● **Requirement**:
Retype everything in the listing, leaving each line exactly as it is.

● **Source records**:
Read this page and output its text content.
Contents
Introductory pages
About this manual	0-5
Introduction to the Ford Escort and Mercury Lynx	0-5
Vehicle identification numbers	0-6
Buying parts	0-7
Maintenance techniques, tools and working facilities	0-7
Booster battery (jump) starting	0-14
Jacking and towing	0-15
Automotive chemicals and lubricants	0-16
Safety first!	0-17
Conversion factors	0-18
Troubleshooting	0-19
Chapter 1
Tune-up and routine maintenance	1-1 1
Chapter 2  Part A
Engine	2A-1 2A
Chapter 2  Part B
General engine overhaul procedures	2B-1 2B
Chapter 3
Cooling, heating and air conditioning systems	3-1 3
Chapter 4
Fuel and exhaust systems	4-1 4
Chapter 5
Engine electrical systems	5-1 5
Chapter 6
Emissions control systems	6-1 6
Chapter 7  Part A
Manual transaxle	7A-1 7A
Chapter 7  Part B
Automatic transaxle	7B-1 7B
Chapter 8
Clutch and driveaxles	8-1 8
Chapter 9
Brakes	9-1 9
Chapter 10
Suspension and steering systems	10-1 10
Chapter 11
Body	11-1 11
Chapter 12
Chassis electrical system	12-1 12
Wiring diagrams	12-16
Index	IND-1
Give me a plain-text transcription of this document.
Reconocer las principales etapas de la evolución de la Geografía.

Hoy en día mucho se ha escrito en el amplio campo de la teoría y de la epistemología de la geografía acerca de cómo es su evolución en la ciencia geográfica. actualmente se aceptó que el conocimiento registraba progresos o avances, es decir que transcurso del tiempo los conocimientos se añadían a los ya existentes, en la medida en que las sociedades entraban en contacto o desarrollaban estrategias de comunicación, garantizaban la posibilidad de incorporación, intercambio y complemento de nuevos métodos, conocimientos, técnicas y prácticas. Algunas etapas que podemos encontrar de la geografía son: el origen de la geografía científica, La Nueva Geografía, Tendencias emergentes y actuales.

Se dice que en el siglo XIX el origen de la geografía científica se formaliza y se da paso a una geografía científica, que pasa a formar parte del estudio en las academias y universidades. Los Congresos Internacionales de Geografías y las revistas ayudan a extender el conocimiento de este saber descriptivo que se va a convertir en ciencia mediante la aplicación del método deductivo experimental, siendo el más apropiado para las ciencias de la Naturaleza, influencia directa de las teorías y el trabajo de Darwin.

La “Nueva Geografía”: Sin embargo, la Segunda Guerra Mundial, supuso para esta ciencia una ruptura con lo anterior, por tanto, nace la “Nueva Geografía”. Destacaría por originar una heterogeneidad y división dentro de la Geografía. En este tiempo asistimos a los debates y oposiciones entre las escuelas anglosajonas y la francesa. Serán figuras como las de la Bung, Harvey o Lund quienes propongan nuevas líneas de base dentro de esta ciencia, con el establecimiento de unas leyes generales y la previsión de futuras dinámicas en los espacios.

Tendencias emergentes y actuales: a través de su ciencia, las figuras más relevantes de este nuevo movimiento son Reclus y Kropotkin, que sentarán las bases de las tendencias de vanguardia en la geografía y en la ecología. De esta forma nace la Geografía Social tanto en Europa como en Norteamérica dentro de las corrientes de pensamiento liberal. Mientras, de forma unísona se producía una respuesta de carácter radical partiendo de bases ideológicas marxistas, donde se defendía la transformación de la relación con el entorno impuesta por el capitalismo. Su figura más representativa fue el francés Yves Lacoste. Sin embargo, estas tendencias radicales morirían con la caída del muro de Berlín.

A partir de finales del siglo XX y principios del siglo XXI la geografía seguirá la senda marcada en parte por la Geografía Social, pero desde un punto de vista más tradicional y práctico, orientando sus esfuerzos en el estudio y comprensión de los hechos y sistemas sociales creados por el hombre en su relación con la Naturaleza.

● **Output below**:
Read this page and output its text content.
Contents
Introductory pages
About this manual	0-5
Introduction to the Ford Escort and Mercury Lynx	0-5
Vehicle identification numbers	0-6
Buying parts	0-7
Maintenance techniques, tools and working facilities	0-7
Booster battery (jump) starting	0-14
Jacking and towing	0-15
Automotive chemicals and lubricants	0-16
Safety first!	0-17
Conversion factors	0-18
Troubleshooting	0-19
Chapter 1
Tune-up and routine maintenance	1-1 1
Chapter 2  Part A
Engine	2A-1 2A
Chapter 2  Part B
General engine overhaul procedures	2B-1 2B
Chapter 3
Cooling, heating and air conditioning systems	3-1 3
Chapter 4
Fuel and exhaust systems	4-1 4
Chapter 5
Engine electrical systems	5-1 5
Chapter 6
Emissions control systems	6-1 6
Chapter 7  Part A
Manual transaxle	7A-1 7A
Chapter 7  Part B
Automatic transaxle	7B-1 7B
Chapter 8
Clutch and driveaxles	8-1 8
Chapter 9
Brakes	9-1 9
Chapter 10
Suspension and steering systems	10-1 10
Chapter 11
Body	11-1 11
Chapter 12
Chassis electrical system	12-1 12
Wiring diagrams	12-16
Index	IND-1
Give me a plain-text transcription of this document.
Reconocer las principales etapas de la evolución de la Geografía.

Hoy en día mucho se ha escrito en el amplio campo de la teoría y de la epistemología de la geografía acerca de cómo es su evolución en la ciencia geográfica. actualmente se aceptó que el conocimiento registraba progresos o avances, es decir que transcurso del tiempo los conocimientos se añadían a los ya existentes, en la medida en que las sociedades entraban en contacto o desarrollaban estrategias de comunicación, garantizaban la posibilidad de incorporación, intercambio y complemento de nuevos métodos, conocimientos, técnicas y prácticas. Algunas etapas que podemos encontrar de la geografía son: el origen de la geografía científica, La Nueva Geografía, Tendencias emergentes y actuales.

Se dice que en el siglo XIX el origen de la geografía científica se formaliza y se da paso a una geografía científica, que pasa a formar parte del estudio en las academias y universidades. Los Congresos Internacionales de Geografías y las revistas ayudan a extender el conocimiento de este saber descriptivo que se va a convertir en ciencia mediante la aplicación del método deductivo experimental, siendo el más apropiado para las ciencias de la Naturaleza, influencia directa de las teorías y el trabajo de Darwin.

La “Nueva Geografía”: Sin embargo, la Segunda Guerra Mundial, supuso para esta ciencia una ruptura con lo anterior, por tanto, nace la “Nueva Geografía”. Destacaría por originar una heterogeneidad y división dentro de la Geografía. En este tiempo asistimos a los debates y oposiciones entre las escuelas anglosajonas y la francesa. Serán figuras como las de la Bung, Harvey o Lund quienes propongan nuevas líneas de base dentro de esta ciencia, con el establecimiento de unas leyes generales y la previsión de futuras dinámicas en los espacios.

Tendencias emergentes y actuales: a través de su ciencia, las figuras más relevantes de este nuevo movimiento son Reclus y Kropotkin, que sentarán las bases de las tendencias de vanguardia en la geografía y en la ecología. De esta forma nace la Geografía Social tanto en Europa como en Norteamérica dentro de las corrientes de pensamiento liberal. Mientras, de forma unísona se producía una respuesta de carácter radical partiendo de bases ideológicas marxistas, donde se defendía la transformación de la relación con el entorno impuesta por el capitalismo. Su figura más representativa fue el francés Yves Lacoste. Sin embargo, estas tendencias radicales morirían con la caída del muro de Berlín.

A partir de finales del siglo XX y principios del siglo XXI la geografía seguirá la senda marcada en parte por la Geografía Social, pero desde un punto de vista más tradicional y práctico, orientando sus esfuerzos en el estudio y comprensión de los hechos y sistemas sociales creados por el hombre en su relación con la Naturaleza.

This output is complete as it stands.